[Records from a dataset]
--- start ---

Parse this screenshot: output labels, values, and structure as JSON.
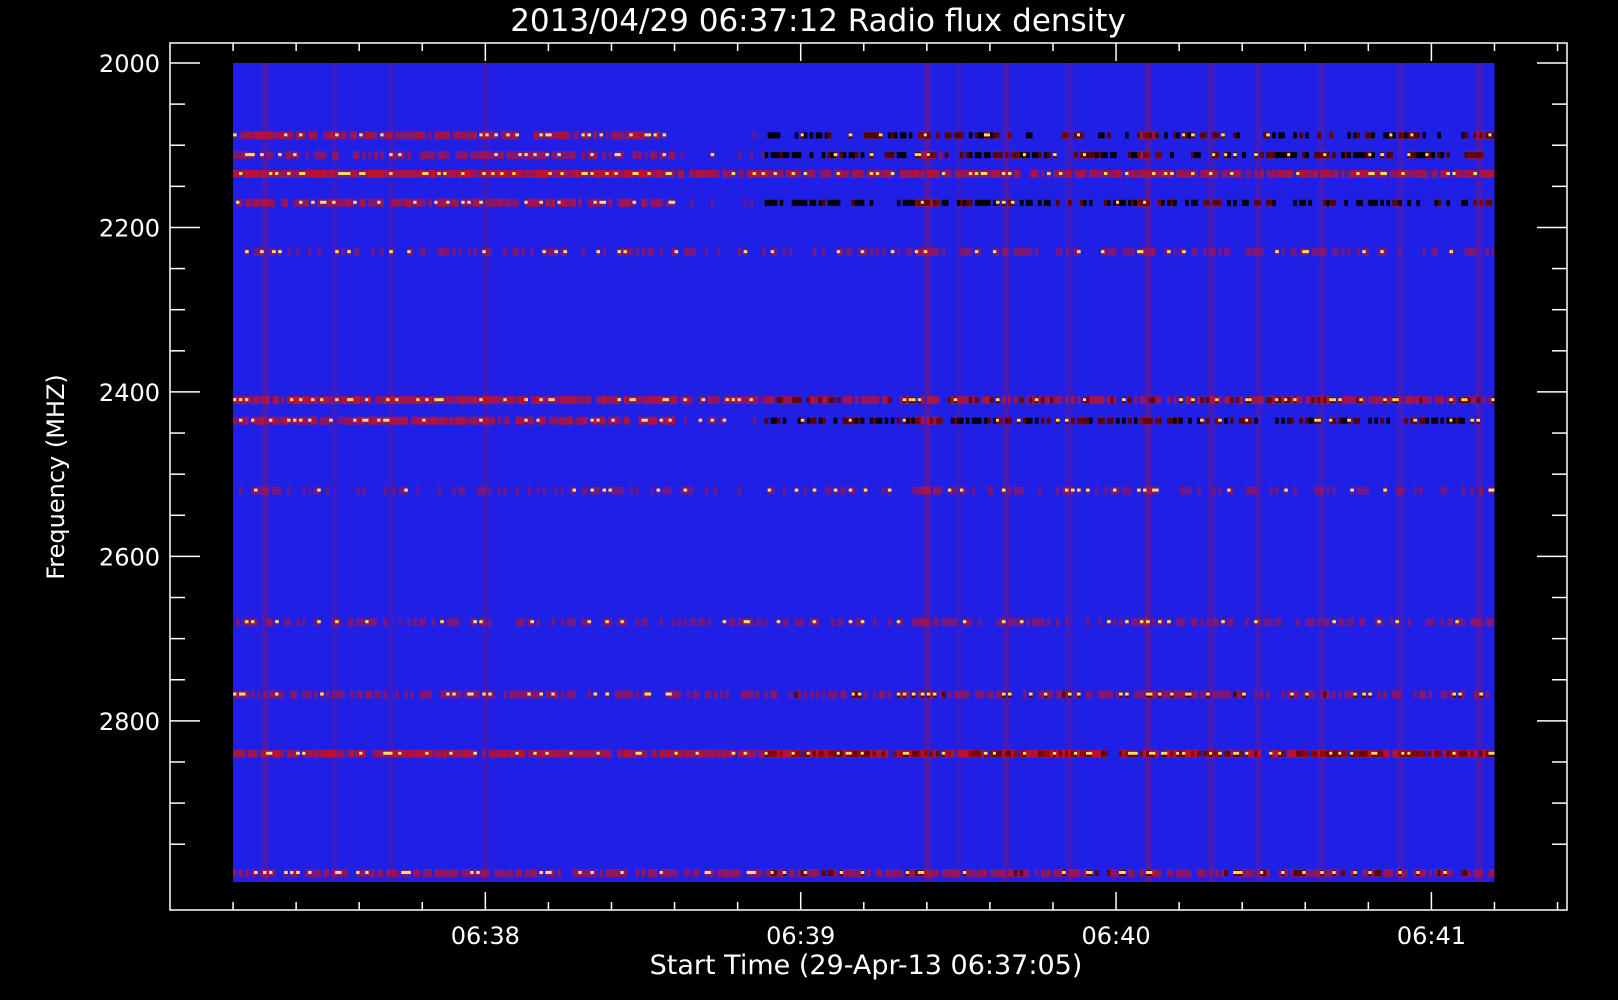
{
  "chart_data": {
    "type": "heatmap",
    "title": "2013/04/29 06:37:12 Radio flux density",
    "xlabel": "Start Time (29-Apr-13 06:37:05)",
    "ylabel": "Frequency (MHZ)",
    "x_unit": "minutes after 06:37:00",
    "xlim": [
      0.0,
      4.43
    ],
    "ylim": [
      2000,
      3030
    ],
    "data_x_range": [
      0.2,
      4.2
    ],
    "data_y_range": [
      2000,
      2996
    ],
    "x_ticks": [
      {
        "value": 1.0,
        "label": "06:38"
      },
      {
        "value": 2.0,
        "label": "06:39"
      },
      {
        "value": 3.0,
        "label": "06:40"
      },
      {
        "value": 4.0,
        "label": "06:41"
      }
    ],
    "y_ticks": [
      {
        "value": 2000,
        "label": "2000"
      },
      {
        "value": 2200,
        "label": "2200"
      },
      {
        "value": 2400,
        "label": "2400"
      },
      {
        "value": 2600,
        "label": "2600"
      },
      {
        "value": 2800,
        "label": "2800"
      }
    ],
    "colors": {
      "background": "#000000",
      "field": "#1f1fe6",
      "low": "#000000",
      "mid": "#d81010",
      "high": "#ffe060",
      "axis": "#ffffff"
    },
    "bands": [
      {
        "freq": 2088,
        "intensity": 0.85,
        "tail": 0.15,
        "dark_after": 0.7
      },
      {
        "freq": 2112,
        "intensity": 0.7,
        "tail": 0.2,
        "dark_after": 0.8
      },
      {
        "freq": 2135,
        "intensity": 1.0,
        "tail": 0.85,
        "dark_after": 0.0
      },
      {
        "freq": 2170,
        "intensity": 0.85,
        "tail": 0.1,
        "dark_after": 0.8
      },
      {
        "freq": 2230,
        "intensity": 0.45,
        "tail": 0.45,
        "dark_after": 0.0
      },
      {
        "freq": 2410,
        "intensity": 0.95,
        "tail": 0.8,
        "dark_after": 0.5
      },
      {
        "freq": 2435,
        "intensity": 0.85,
        "tail": 0.25,
        "dark_after": 0.8
      },
      {
        "freq": 2520,
        "intensity": 0.35,
        "tail": 0.35,
        "dark_after": 0.0
      },
      {
        "freq": 2680,
        "intensity": 0.5,
        "tail": 0.5,
        "dark_after": 0.0
      },
      {
        "freq": 2768,
        "intensity": 0.6,
        "tail": 0.6,
        "dark_after": 0.2
      },
      {
        "freq": 2840,
        "intensity": 0.9,
        "tail": 0.9,
        "dark_after": 0.9
      },
      {
        "freq": 2985,
        "intensity": 0.7,
        "tail": 0.7,
        "dark_after": 0.3
      }
    ],
    "bursts": [
      {
        "time": 0.3,
        "intensity": 0.6
      },
      {
        "time": 0.52,
        "intensity": 0.35
      },
      {
        "time": 0.7,
        "intensity": 0.35
      },
      {
        "time": 1.0,
        "intensity": 0.4
      },
      {
        "time": 2.4,
        "intensity": 0.75
      },
      {
        "time": 2.5,
        "intensity": 0.3
      },
      {
        "time": 2.65,
        "intensity": 0.6
      },
      {
        "time": 2.85,
        "intensity": 0.5
      },
      {
        "time": 3.1,
        "intensity": 0.75
      },
      {
        "time": 3.3,
        "intensity": 0.55
      },
      {
        "time": 3.45,
        "intensity": 0.45
      },
      {
        "time": 3.65,
        "intensity": 0.45
      },
      {
        "time": 3.9,
        "intensity": 0.45
      },
      {
        "time": 4.15,
        "intensity": 0.6
      }
    ]
  }
}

--- end ---

* [WHAT IS ASKED]
Write out each entry exactly as given, omitting any picture.

* [REPLY]
Parse this screenshot: output labels, values, and structure as JSON.
{
  "chart_data": {
    "type": "heatmap",
    "title": "2013/04/29 06:37:12 Radio flux density",
    "xlabel": "Start Time (29-Apr-13 06:37:05)",
    "ylabel": "Frequency (MHZ)",
    "x_unit": "minutes after 06:37:00",
    "xlim": [
      0.0,
      4.43
    ],
    "ylim": [
      2000,
      3030
    ],
    "data_x_range": [
      0.2,
      4.2
    ],
    "data_y_range": [
      2000,
      2996
    ],
    "x_ticks": [
      {
        "value": 1.0,
        "label": "06:38"
      },
      {
        "value": 2.0,
        "label": "06:39"
      },
      {
        "value": 3.0,
        "label": "06:40"
      },
      {
        "value": 4.0,
        "label": "06:41"
      }
    ],
    "y_ticks": [
      {
        "value": 2000,
        "label": "2000"
      },
      {
        "value": 2200,
        "label": "2200"
      },
      {
        "value": 2400,
        "label": "2400"
      },
      {
        "value": 2600,
        "label": "2600"
      },
      {
        "value": 2800,
        "label": "2800"
      }
    ],
    "colors": {
      "background": "#000000",
      "field": "#1f1fe6",
      "low": "#000000",
      "mid": "#d81010",
      "high": "#ffe060",
      "axis": "#ffffff"
    },
    "bands": [
      {
        "freq": 2088,
        "intensity": 0.85,
        "tail": 0.15,
        "dark_after": 0.7
      },
      {
        "freq": 2112,
        "intensity": 0.7,
        "tail": 0.2,
        "dark_after": 0.8
      },
      {
        "freq": 2135,
        "intensity": 1.0,
        "tail": 0.85,
        "dark_after": 0.0
      },
      {
        "freq": 2170,
        "intensity": 0.85,
        "tail": 0.1,
        "dark_after": 0.8
      },
      {
        "freq": 2230,
        "intensity": 0.45,
        "tail": 0.45,
        "dark_after": 0.0
      },
      {
        "freq": 2410,
        "intensity": 0.95,
        "tail": 0.8,
        "dark_after": 0.5
      },
      {
        "freq": 2435,
        "intensity": 0.85,
        "tail": 0.25,
        "dark_after": 0.8
      },
      {
        "freq": 2520,
        "intensity": 0.35,
        "tail": 0.35,
        "dark_after": 0.0
      },
      {
        "freq": 2680,
        "intensity": 0.5,
        "tail": 0.5,
        "dark_after": 0.0
      },
      {
        "freq": 2768,
        "intensity": 0.6,
        "tail": 0.6,
        "dark_after": 0.2
      },
      {
        "freq": 2840,
        "intensity": 0.9,
        "tail": 0.9,
        "dark_after": 0.9
      },
      {
        "freq": 2985,
        "intensity": 0.7,
        "tail": 0.7,
        "dark_after": 0.3
      }
    ],
    "bursts": [
      {
        "time": 0.3,
        "intensity": 0.6
      },
      {
        "time": 0.52,
        "intensity": 0.35
      },
      {
        "time": 0.7,
        "intensity": 0.35
      },
      {
        "time": 1.0,
        "intensity": 0.4
      },
      {
        "time": 2.4,
        "intensity": 0.75
      },
      {
        "time": 2.5,
        "intensity": 0.3
      },
      {
        "time": 2.65,
        "intensity": 0.6
      },
      {
        "time": 2.85,
        "intensity": 0.5
      },
      {
        "time": 3.1,
        "intensity": 0.75
      },
      {
        "time": 3.3,
        "intensity": 0.55
      },
      {
        "time": 3.45,
        "intensity": 0.45
      },
      {
        "time": 3.65,
        "intensity": 0.45
      },
      {
        "time": 3.9,
        "intensity": 0.45
      },
      {
        "time": 4.15,
        "intensity": 0.6
      }
    ]
  }
}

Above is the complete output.